_YOUR TASK_:
Will you give the material below again, every line exactly as it is?

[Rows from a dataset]
——

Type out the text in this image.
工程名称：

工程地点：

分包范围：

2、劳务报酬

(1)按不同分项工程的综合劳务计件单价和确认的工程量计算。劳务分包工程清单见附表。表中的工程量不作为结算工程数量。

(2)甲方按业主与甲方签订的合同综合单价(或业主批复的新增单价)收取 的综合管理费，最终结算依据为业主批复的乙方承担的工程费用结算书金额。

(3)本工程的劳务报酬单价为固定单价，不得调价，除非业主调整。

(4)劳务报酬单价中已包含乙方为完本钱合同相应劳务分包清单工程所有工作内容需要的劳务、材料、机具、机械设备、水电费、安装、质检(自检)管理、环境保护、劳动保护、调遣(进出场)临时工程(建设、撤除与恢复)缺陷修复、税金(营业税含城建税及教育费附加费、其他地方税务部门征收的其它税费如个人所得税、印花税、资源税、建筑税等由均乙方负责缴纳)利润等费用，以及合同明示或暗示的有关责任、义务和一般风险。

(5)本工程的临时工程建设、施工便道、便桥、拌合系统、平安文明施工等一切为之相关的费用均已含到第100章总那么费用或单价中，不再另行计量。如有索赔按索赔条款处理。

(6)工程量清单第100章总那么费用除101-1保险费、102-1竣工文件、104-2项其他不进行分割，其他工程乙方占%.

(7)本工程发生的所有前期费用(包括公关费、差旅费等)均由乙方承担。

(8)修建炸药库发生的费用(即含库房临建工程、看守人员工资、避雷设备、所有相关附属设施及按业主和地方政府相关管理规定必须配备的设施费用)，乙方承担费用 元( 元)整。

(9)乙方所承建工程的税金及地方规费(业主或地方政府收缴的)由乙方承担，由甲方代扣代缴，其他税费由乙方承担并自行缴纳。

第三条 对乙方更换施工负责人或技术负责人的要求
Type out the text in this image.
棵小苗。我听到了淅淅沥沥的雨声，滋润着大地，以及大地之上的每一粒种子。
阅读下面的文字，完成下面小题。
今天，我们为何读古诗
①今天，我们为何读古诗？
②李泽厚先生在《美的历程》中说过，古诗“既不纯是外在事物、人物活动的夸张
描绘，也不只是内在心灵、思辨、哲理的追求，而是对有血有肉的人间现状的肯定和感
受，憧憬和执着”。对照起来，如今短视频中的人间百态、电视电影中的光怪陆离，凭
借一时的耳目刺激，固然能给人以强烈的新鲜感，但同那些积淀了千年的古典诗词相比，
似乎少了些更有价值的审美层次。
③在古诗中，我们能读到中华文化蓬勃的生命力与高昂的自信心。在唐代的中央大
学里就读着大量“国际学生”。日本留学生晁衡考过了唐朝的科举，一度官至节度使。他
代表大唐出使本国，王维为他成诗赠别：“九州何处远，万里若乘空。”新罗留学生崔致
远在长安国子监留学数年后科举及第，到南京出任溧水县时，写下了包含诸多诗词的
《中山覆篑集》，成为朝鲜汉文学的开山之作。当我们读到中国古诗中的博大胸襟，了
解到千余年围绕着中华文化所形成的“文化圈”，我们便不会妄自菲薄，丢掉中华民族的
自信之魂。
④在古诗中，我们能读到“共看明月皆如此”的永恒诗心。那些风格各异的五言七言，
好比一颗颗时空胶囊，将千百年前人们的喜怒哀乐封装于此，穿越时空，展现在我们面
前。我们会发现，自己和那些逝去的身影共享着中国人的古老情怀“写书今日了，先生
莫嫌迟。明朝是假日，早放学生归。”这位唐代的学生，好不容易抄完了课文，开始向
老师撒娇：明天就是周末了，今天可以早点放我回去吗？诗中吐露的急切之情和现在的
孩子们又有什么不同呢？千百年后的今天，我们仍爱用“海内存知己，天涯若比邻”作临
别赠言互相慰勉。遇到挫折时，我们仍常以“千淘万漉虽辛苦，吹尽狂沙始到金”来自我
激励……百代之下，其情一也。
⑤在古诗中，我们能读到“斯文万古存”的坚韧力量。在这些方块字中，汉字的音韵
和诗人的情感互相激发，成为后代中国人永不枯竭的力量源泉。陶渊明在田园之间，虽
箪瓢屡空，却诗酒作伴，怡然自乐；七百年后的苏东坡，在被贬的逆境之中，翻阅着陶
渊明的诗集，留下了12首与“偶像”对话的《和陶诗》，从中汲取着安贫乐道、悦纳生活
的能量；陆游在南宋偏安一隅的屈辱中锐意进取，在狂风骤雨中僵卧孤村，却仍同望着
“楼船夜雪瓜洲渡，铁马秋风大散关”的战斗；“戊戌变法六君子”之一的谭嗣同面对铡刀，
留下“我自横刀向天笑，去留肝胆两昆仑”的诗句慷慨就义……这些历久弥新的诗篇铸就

——

_SOLUTION TO THIS TASK_:
Type out the text in this image.
工程名称：

工程地点：

分包范围：

2、劳务报酬

(1)按不同分项工程的综合劳务计件单价和确认的工程量计算。劳务分包工程清单见附表。表中的工程量不作为结算工程数量。

(2)甲方按业主与甲方签订的合同综合单价(或业主批复的新增单价)收取 的综合管理费，最终结算依据为业主批复的乙方承担的工程费用结算书金额。

(3)本工程的劳务报酬单价为固定单价，不得调价，除非业主调整。

(4)劳务报酬单价中已包含乙方为完本钱合同相应劳务分包清单工程所有工作内容需要的劳务、材料、机具、机械设备、水电费、安装、质检(自检)管理、环境保护、劳动保护、调遣(进出场)临时工程(建设、撤除与恢复)缺陷修复、税金(营业税含城建税及教育费附加费、其他地方税务部门征收的其它税费如个人所得税、印花税、资源税、建筑税等由均乙方负责缴纳)利润等费用，以及合同明示或暗示的有关责任、义务和一般风险。

(5)本工程的临时工程建设、施工便道、便桥、拌合系统、平安文明施工等一切为之相关的费用均已含到第100章总那么费用或单价中，不再另行计量。如有索赔按索赔条款处理。

(6)工程量清单第100章总那么费用除101-1保险费、102-1竣工文件、104-2项其他不进行分割，其他工程乙方占%.

(7)本工程发生的所有前期费用(包括公关费、差旅费等)均由乙方承担。

(8)修建炸药库发生的费用(即含库房临建工程、看守人员工资、避雷设备、所有相关附属设施及按业主和地方政府相关管理规定必须配备的设施费用)，乙方承担费用 元( 元)整。

(9)乙方所承建工程的税金及地方规费(业主或地方政府收缴的)由乙方承担，由甲方代扣代缴，其他税费由乙方承担并自行缴纳。

第三条 对乙方更换施工负责人或技术负责人的要求
Type out the text in this image.
棵小苗。我听到了淅淅沥沥的雨声，滋润着大地，以及大地之上的每一粒种子。
阅读下面的文字，完成下面小题。
今天，我们为何读古诗
①今天，我们为何读古诗？
②李泽厚先生在《美的历程》中说过，古诗“既不纯是外在事物、人物活动的夸张
描绘，也不只是内在心灵、思辨、哲理的追求，而是对有血有肉的人间现状的肯定和感
受，憧憬和执着”。对照起来，如今短视频中的人间百态、电视电影中的光怪陆离，凭
借一时的耳目刺激，固然能给人以强烈的新鲜感，但同那些积淀了千年的古典诗词相比，
似乎少了些更有价值的审美层次。
③在古诗中，我们能读到中华文化蓬勃的生命力与高昂的自信心。在唐代的中央大
学里就读着大量“国际学生”。日本留学生晁衡考过了唐朝的科举，一度官至节度使。他
代表大唐出使本国，王维为他成诗赠别：“九州何处远，万里若乘空。”新罗留学生崔致
远在长安国子监留学数年后科举及第，到南京出任溧水县时，写下了包含诸多诗词的
《中山覆篑集》，成为朝鲜汉文学的开山之作。当我们读到中国古诗中的博大胸襟，了
解到千余年围绕着中华文化所形成的“文化圈”，我们便不会妄自菲薄，丢掉中华民族的
自信之魂。
④在古诗中，我们能读到“共看明月皆如此”的永恒诗心。那些风格各异的五言七言，
好比一颗颗时空胶囊，将千百年前人们的喜怒哀乐封装于此，穿越时空，展现在我们面
前。我们会发现，自己和那些逝去的身影共享着中国人的古老情怀“写书今日了，先生
莫嫌迟。明朝是假日，早放学生归。”这位唐代的学生，好不容易抄完了课文，开始向
老师撒娇：明天就是周末了，今天可以早点放我回去吗？诗中吐露的急切之情和现在的
孩子们又有什么不同呢？千百年后的今天，我们仍爱用“海内存知己，天涯若比邻”作临
别赠言互相慰勉。遇到挫折时，我们仍常以“千淘万漉虽辛苦，吹尽狂沙始到金”来自我
激励……百代之下，其情一也。
⑤在古诗中，我们能读到“斯文万古存”的坚韧力量。在这些方块字中，汉字的音韵
和诗人的情感互相激发，成为后代中国人永不枯竭的力量源泉。陶渊明在田园之间，虽
箪瓢屡空，却诗酒作伴，怡然自乐；七百年后的苏东坡，在被贬的逆境之中，翻阅着陶
渊明的诗集，留下了12首与“偶像”对话的《和陶诗》，从中汲取着安贫乐道、悦纳生活
的能量；陆游在南宋偏安一隅的屈辱中锐意进取，在狂风骤雨中僵卧孤村，却仍同望着
“楼船夜雪瓜洲渡，铁马秋风大散关”的战斗；“戊戌变法六君子”之一的谭嗣同面对铡刀，
留下“我自横刀向天笑，去留肝胆两昆仑”的诗句慷慨就义……这些历久弥新的诗篇铸就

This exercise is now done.